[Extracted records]
════════
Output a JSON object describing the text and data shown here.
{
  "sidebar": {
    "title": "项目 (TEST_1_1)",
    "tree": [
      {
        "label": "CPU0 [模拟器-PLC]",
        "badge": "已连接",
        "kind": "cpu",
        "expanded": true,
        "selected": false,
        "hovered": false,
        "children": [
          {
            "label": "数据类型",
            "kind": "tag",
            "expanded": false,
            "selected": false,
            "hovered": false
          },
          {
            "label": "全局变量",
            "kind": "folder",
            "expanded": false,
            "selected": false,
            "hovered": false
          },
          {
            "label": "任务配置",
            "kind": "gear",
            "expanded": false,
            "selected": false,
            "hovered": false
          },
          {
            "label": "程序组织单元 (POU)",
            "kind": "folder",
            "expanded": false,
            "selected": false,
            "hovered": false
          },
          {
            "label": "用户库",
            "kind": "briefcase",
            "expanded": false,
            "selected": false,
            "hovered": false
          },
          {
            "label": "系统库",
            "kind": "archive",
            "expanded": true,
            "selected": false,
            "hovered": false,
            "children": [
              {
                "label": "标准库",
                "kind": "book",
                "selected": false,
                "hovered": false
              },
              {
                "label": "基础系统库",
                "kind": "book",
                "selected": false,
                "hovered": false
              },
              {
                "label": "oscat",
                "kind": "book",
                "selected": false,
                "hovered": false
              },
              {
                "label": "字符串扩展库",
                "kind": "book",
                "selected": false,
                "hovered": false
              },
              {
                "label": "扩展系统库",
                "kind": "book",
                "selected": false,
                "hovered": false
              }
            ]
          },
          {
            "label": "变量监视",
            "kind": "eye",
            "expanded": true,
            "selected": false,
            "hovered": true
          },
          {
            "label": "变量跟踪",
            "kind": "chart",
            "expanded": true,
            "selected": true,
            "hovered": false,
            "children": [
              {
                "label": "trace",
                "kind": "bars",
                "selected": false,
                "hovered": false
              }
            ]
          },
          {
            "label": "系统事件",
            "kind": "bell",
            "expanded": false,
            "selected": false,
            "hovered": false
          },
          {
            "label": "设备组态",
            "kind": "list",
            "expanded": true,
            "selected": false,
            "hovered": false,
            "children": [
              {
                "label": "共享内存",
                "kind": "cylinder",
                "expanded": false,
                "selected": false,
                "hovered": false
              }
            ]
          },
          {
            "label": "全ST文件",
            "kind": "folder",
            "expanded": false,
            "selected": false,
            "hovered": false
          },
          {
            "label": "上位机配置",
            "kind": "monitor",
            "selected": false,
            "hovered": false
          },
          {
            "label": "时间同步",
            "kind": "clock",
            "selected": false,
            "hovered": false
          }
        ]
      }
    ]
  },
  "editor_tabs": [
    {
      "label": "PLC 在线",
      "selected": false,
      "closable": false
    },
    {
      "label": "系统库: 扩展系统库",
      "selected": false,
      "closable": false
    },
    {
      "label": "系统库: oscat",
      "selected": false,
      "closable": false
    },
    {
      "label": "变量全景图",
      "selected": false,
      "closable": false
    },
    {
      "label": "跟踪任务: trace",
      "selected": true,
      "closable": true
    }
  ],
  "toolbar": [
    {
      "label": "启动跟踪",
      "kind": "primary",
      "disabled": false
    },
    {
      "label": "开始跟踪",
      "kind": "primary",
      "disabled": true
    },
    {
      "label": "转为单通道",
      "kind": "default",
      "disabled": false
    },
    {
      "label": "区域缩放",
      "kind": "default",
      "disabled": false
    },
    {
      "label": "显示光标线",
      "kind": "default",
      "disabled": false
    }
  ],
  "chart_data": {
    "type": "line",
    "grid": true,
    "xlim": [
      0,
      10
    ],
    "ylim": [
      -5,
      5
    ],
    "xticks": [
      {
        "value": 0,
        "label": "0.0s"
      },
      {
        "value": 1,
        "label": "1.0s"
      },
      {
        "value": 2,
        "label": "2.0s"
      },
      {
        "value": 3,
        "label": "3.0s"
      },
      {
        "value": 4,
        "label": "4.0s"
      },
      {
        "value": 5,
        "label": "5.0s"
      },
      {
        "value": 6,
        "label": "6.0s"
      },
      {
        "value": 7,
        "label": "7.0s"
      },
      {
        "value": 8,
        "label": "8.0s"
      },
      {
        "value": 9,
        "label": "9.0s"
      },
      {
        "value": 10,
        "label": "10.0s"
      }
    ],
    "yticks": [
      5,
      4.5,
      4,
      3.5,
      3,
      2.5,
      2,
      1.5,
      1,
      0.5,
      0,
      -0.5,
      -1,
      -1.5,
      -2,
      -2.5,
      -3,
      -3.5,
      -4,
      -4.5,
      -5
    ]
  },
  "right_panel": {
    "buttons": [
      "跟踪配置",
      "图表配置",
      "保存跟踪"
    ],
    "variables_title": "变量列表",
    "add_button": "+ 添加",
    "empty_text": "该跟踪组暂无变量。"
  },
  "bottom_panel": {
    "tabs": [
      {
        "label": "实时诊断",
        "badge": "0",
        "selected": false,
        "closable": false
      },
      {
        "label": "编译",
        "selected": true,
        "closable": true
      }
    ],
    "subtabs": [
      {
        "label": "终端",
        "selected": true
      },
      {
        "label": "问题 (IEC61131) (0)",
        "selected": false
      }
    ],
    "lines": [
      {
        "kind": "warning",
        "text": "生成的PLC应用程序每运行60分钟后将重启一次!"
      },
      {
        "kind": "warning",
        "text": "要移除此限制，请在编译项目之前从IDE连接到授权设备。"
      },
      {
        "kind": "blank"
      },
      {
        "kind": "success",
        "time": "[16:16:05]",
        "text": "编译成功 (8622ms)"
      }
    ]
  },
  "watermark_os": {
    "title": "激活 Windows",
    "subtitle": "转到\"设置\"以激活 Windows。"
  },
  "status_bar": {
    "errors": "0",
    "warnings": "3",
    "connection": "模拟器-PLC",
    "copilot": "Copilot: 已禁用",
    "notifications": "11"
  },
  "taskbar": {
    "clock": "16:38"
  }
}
════════
- **EXERCISE AIM**
Exactly as shown above, return every record.

- **RESULT OF THE EXERCISE**
Output a JSON object describing the text and data shown here.
{
  "sidebar": {
    "title": "项目 (TEST_1_1)",
    "tree": [
      {
        "label": "CPU0 [模拟器-PLC]",
        "badge": "已连接",
        "kind": "cpu",
        "expanded": true,
        "selected": false,
        "hovered": false,
        "children": [
          {
            "label": "数据类型",
            "kind": "tag",
            "expanded": false,
            "selected": false,
            "hovered": false
          },
          {
            "label": "全局变量",
            "kind": "folder",
            "expanded": false,
            "selected": false,
            "hovered": false
          },
          {
            "label": "任务配置",
            "kind": "gear",
            "expanded": false,
            "selected": false,
            "hovered": false
          },
          {
            "label": "程序组织单元 (POU)",
            "kind": "folder",
            "expanded": false,
            "selected": false,
            "hovered": false
          },
          {
            "label": "用户库",
            "kind": "briefcase",
            "expanded": false,
            "selected": false,
            "hovered": false
          },
          {
            "label": "系统库",
            "kind": "archive",
            "expanded": true,
            "selected": false,
            "hovered": false,
            "children": [
              {
                "label": "标准库",
                "kind": "book",
                "selected": false,
                "hovered": false
              },
              {
                "label": "基础系统库",
                "kind": "book",
                "selected": false,
                "hovered": false
              },
              {
                "label": "oscat",
                "kind": "book",
                "selected": false,
                "hovered": false
              },
              {
                "label": "字符串扩展库",
                "kind": "book",
                "selected": false,
                "hovered": false
              },
              {
                "label": "扩展系统库",
                "kind": "book",
                "selected": false,
                "hovered": false
              }
            ]
          },
          {
            "label": "变量监视",
            "kind": "eye",
            "expanded": true,
            "selected": false,
            "hovered": true
          },
          {
            "label": "变量跟踪",
            "kind": "chart",
            "expanded": true,
            "selected": true,
            "hovered": false,
            "children": [
              {
                "label": "trace",
                "kind": "bars",
                "selected": false,
                "hovered": false
              }
            ]
          },
          {
            "label": "系统事件",
            "kind": "bell",
            "expanded": false,
            "selected": false,
            "hovered": false
          },
          {
            "label": "设备组态",
            "kind": "list",
            "expanded": true,
            "selected": false,
            "hovered": false,
            "children": [
              {
                "label": "共享内存",
                "kind": "cylinder",
                "expanded": false,
                "selected": false,
                "hovered": false
              }
            ]
          },
          {
            "label": "全ST文件",
            "kind": "folder",
            "expanded": false,
            "selected": false,
            "hovered": false
          },
          {
            "label": "上位机配置",
            "kind": "monitor",
            "selected": false,
            "hovered": false
          },
          {
            "label": "时间同步",
            "kind": "clock",
            "selected": false,
            "hovered": false
          }
        ]
      }
    ]
  },
  "editor_tabs": [
    {
      "label": "PLC 在线",
      "selected": false,
      "closable": false
    },
    {
      "label": "系统库: 扩展系统库",
      "selected": false,
      "closable": false
    },
    {
      "label": "系统库: oscat",
      "selected": false,
      "closable": false
    },
    {
      "label": "变量全景图",
      "selected": false,
      "closable": false
    },
    {
      "label": "跟踪任务: trace",
      "selected": true,
      "closable": true
    }
  ],
  "toolbar": [
    {
      "label": "启动跟踪",
      "kind": "primary",
      "disabled": false
    },
    {
      "label": "开始跟踪",
      "kind": "primary",
      "disabled": true
    },
    {
      "label": "转为单通道",
      "kind": "default",
      "disabled": false
    },
    {
      "label": "区域缩放",
      "kind": "default",
      "disabled": false
    },
    {
      "label": "显示光标线",
      "kind": "default",
      "disabled": false
    }
  ],
  "chart_data": {
    "type": "line",
    "grid": true,
    "xlim": [
      0,
      10
    ],
    "ylim": [
      -5,
      5
    ],
    "xticks": [
      {
        "value": 0,
        "label": "0.0s"
      },
      {
        "value": 1,
        "label": "1.0s"
      },
      {
        "value": 2,
        "label": "2.0s"
      },
      {
        "value": 3,
        "label": "3.0s"
      },
      {
        "value": 4,
        "label": "4.0s"
      },
      {
        "value": 5,
        "label": "5.0s"
      },
      {
        "value": 6,
        "label": "6.0s"
      },
      {
        "value": 7,
        "label": "7.0s"
      },
      {
        "value": 8,
        "label": "8.0s"
      },
      {
        "value": 9,
        "label": "9.0s"
      },
      {
        "value": 10,
        "label": "10.0s"
      }
    ],
    "yticks": [
      5,
      4.5,
      4,
      3.5,
      3,
      2.5,
      2,
      1.5,
      1,
      0.5,
      0,
      -0.5,
      -1,
      -1.5,
      -2,
      -2.5,
      -3,
      -3.5,
      -4,
      -4.5,
      -5
    ]
  },
  "right_panel": {
    "buttons": [
      "跟踪配置",
      "图表配置",
      "保存跟踪"
    ],
    "variables_title": "变量列表",
    "add_button": "+ 添加",
    "empty_text": "该跟踪组暂无变量。"
  },
  "bottom_panel": {
    "tabs": [
      {
        "label": "实时诊断",
        "badge": "0",
        "selected": false,
        "closable": false
      },
      {
        "label": "编译",
        "selected": true,
        "closable": true
      }
    ],
    "subtabs": [
      {
        "label": "终端",
        "selected": true
      },
      {
        "label": "问题 (IEC61131) (0)",
        "selected": false
      }
    ],
    "lines": [
      {
        "kind": "warning",
        "text": "生成的PLC应用程序每运行60分钟后将重启一次!"
      },
      {
        "kind": "warning",
        "text": "要移除此限制，请在编译项目之前从IDE连接到授权设备。"
      },
      {
        "kind": "blank"
      },
      {
        "kind": "success",
        "time": "[16:16:05]",
        "text": "编译成功 (8622ms)"
      }
    ]
  },
  "watermark_os": {
    "title": "激活 Windows",
    "subtitle": "转到\"设置\"以激活 Windows。"
  },
  "status_bar": {
    "errors": "0",
    "warnings": "3",
    "connection": "模拟器-PLC",
    "copilot": "Copilot: 已禁用",
    "notifications": "11"
  },
  "taskbar": {
    "clock": "16:38"
  }
}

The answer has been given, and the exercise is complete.